Problem details :: Write out each entry again. Keep every word exactly as it is.

Material provided ::
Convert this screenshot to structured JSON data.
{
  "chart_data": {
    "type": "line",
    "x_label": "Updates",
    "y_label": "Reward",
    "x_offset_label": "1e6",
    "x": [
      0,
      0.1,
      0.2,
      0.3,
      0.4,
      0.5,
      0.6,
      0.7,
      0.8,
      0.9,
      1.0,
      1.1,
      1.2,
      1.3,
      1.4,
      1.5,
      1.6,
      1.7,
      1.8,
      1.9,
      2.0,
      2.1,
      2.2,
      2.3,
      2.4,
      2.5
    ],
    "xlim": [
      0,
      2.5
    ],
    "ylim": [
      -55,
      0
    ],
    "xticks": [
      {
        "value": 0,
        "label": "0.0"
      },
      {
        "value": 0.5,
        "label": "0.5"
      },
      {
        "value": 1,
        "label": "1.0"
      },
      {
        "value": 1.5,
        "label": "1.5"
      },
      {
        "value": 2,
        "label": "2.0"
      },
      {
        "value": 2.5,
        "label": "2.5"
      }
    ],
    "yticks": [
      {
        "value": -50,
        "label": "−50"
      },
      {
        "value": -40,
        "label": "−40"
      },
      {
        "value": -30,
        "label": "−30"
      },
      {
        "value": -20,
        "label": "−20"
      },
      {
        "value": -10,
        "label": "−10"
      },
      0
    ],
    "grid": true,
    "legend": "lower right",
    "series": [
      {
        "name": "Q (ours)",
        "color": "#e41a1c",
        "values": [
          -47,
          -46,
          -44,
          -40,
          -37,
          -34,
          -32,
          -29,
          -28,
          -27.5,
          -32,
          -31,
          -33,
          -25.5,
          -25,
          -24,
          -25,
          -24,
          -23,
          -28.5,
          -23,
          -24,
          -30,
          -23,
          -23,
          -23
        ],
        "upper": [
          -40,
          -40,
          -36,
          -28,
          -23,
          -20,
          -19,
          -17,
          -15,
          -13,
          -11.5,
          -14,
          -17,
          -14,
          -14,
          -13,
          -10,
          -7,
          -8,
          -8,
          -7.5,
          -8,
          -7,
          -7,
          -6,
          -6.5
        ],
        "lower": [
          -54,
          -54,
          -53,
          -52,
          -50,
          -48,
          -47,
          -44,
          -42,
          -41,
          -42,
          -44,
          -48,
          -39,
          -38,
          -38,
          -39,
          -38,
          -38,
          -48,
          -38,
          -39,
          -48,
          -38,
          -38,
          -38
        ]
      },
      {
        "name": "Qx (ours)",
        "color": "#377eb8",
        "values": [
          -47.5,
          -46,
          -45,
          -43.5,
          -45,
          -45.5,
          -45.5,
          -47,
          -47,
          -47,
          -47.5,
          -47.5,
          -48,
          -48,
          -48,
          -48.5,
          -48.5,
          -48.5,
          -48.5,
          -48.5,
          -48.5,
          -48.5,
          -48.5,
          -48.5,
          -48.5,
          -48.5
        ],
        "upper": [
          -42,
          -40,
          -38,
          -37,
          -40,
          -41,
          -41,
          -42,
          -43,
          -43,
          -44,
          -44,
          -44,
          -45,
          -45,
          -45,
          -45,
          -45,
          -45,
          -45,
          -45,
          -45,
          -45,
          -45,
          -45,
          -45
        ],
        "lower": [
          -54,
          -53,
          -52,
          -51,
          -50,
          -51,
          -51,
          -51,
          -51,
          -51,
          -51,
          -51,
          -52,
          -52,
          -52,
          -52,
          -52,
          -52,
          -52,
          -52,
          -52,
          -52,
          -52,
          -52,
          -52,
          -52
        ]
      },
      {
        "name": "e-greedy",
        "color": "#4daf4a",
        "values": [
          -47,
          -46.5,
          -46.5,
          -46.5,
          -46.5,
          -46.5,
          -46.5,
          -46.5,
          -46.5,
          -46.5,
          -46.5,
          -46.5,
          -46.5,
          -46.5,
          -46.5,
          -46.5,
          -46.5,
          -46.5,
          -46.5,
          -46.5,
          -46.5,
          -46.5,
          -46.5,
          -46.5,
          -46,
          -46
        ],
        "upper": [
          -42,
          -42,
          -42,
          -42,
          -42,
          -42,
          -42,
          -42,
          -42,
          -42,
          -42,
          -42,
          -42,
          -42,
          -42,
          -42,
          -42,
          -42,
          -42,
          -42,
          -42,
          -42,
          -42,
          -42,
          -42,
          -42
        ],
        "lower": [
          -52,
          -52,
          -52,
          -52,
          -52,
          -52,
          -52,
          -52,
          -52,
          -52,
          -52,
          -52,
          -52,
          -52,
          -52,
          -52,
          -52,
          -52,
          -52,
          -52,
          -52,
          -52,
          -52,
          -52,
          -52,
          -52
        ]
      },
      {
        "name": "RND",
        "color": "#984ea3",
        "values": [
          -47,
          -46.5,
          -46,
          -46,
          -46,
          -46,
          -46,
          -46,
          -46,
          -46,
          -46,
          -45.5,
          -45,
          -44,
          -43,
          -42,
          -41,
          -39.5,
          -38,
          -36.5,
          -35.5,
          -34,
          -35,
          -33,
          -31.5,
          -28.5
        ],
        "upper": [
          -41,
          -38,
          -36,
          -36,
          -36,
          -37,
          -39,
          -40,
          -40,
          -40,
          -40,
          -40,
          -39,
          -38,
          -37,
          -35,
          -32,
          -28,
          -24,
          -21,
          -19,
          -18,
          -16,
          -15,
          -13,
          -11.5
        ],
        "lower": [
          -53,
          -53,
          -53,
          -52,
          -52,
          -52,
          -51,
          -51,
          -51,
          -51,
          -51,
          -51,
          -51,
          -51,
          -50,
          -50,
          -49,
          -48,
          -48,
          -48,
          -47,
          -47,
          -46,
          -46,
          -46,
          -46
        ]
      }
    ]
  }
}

Output below ::
Convert this screenshot to structured JSON data.
{
  "chart_data": {
    "type": "line",
    "x_label": "Updates",
    "y_label": "Reward",
    "x_offset_label": "1e6",
    "x": [
      0,
      0.1,
      0.2,
      0.3,
      0.4,
      0.5,
      0.6,
      0.7,
      0.8,
      0.9,
      1.0,
      1.1,
      1.2,
      1.3,
      1.4,
      1.5,
      1.6,
      1.7,
      1.8,
      1.9,
      2.0,
      2.1,
      2.2,
      2.3,
      2.4,
      2.5
    ],
    "xlim": [
      0,
      2.5
    ],
    "ylim": [
      -55,
      0
    ],
    "xticks": [
      {
        "value": 0,
        "label": "0.0"
      },
      {
        "value": 0.5,
        "label": "0.5"
      },
      {
        "value": 1,
        "label": "1.0"
      },
      {
        "value": 1.5,
        "label": "1.5"
      },
      {
        "value": 2,
        "label": "2.0"
      },
      {
        "value": 2.5,
        "label": "2.5"
      }
    ],
    "yticks": [
      {
        "value": -50,
        "label": "−50"
      },
      {
        "value": -40,
        "label": "−40"
      },
      {
        "value": -30,
        "label": "−30"
      },
      {
        "value": -20,
        "label": "−20"
      },
      {
        "value": -10,
        "label": "−10"
      },
      0
    ],
    "grid": true,
    "legend": "lower right",
    "series": [
      {
        "name": "Q (ours)",
        "color": "#e41a1c",
        "values": [
          -47,
          -46,
          -44,
          -40,
          -37,
          -34,
          -32,
          -29,
          -28,
          -27.5,
          -32,
          -31,
          -33,
          -25.5,
          -25,
          -24,
          -25,
          -24,
          -23,
          -28.5,
          -23,
          -24,
          -30,
          -23,
          -23,
          -23
        ],
        "upper": [
          -40,
          -40,
          -36,
          -28,
          -23,
          -20,
          -19,
          -17,
          -15,
          -13,
          -11.5,
          -14,
          -17,
          -14,
          -14,
          -13,
          -10,
          -7,
          -8,
          -8,
          -7.5,
          -8,
          -7,
          -7,
          -6,
          -6.5
        ],
        "lower": [
          -54,
          -54,
          -53,
          -52,
          -50,
          -48,
          -47,
          -44,
          -42,
          -41,
          -42,
          -44,
          -48,
          -39,
          -38,
          -38,
          -39,
          -38,
          -38,
          -48,
          -38,
          -39,
          -48,
          -38,
          -38,
          -38
        ]
      },
      {
        "name": "Qx (ours)",
        "color": "#377eb8",
        "values": [
          -47.5,
          -46,
          -45,
          -43.5,
          -45,
          -45.5,
          -45.5,
          -47,
          -47,
          -47,
          -47.5,
          -47.5,
          -48,
          -48,
          -48,
          -48.5,
          -48.5,
          -48.5,
          -48.5,
          -48.5,
          -48.5,
          -48.5,
          -48.5,
          -48.5,
          -48.5,
          -48.5
        ],
        "upper": [
          -42,
          -40,
          -38,
          -37,
          -40,
          -41,
          -41,
          -42,
          -43,
          -43,
          -44,
          -44,
          -44,
          -45,
          -45,
          -45,
          -45,
          -45,
          -45,
          -45,
          -45,
          -45,
          -45,
          -45,
          -45,
          -45
        ],
        "lower": [
          -54,
          -53,
          -52,
          -51,
          -50,
          -51,
          -51,
          -51,
          -51,
          -51,
          -51,
          -51,
          -52,
          -52,
          -52,
          -52,
          -52,
          -52,
          -52,
          -52,
          -52,
          -52,
          -52,
          -52,
          -52,
          -52
        ]
      },
      {
        "name": "e-greedy",
        "color": "#4daf4a",
        "values": [
          -47,
          -46.5,
          -46.5,
          -46.5,
          -46.5,
          -46.5,
          -46.5,
          -46.5,
          -46.5,
          -46.5,
          -46.5,
          -46.5,
          -46.5,
          -46.5,
          -46.5,
          -46.5,
          -46.5,
          -46.5,
          -46.5,
          -46.5,
          -46.5,
          -46.5,
          -46.5,
          -46.5,
          -46,
          -46
        ],
        "upper": [
          -42,
          -42,
          -42,
          -42,
          -42,
          -42,
          -42,
          -42,
          -42,
          -42,
          -42,
          -42,
          -42,
          -42,
          -42,
          -42,
          -42,
          -42,
          -42,
          -42,
          -42,
          -42,
          -42,
          -42,
          -42,
          -42
        ],
        "lower": [
          -52,
          -52,
          -52,
          -52,
          -52,
          -52,
          -52,
          -52,
          -52,
          -52,
          -52,
          -52,
          -52,
          -52,
          -52,
          -52,
          -52,
          -52,
          -52,
          -52,
          -52,
          -52,
          -52,
          -52,
          -52,
          -52
        ]
      },
      {
        "name": "RND",
        "color": "#984ea3",
        "values": [
          -47,
          -46.5,
          -46,
          -46,
          -46,
          -46,
          -46,
          -46,
          -46,
          -46,
          -46,
          -45.5,
          -45,
          -44,
          -43,
          -42,
          -41,
          -39.5,
          -38,
          -36.5,
          -35.5,
          -34,
          -35,
          -33,
          -31.5,
          -28.5
        ],
        "upper": [
          -41,
          -38,
          -36,
          -36,
          -36,
          -37,
          -39,
          -40,
          -40,
          -40,
          -40,
          -40,
          -39,
          -38,
          -37,
          -35,
          -32,
          -28,
          -24,
          -21,
          -19,
          -18,
          -16,
          -15,
          -13,
          -11.5
        ],
        "lower": [
          -53,
          -53,
          -53,
          -52,
          -52,
          -52,
          -51,
          -51,
          -51,
          -51,
          -51,
          -51,
          -51,
          -51,
          -50,
          -50,
          -49,
          -48,
          -48,
          -48,
          -47,
          -47,
          -46,
          -46,
          -46,
          -46
        ]
      }
    ]
  }
}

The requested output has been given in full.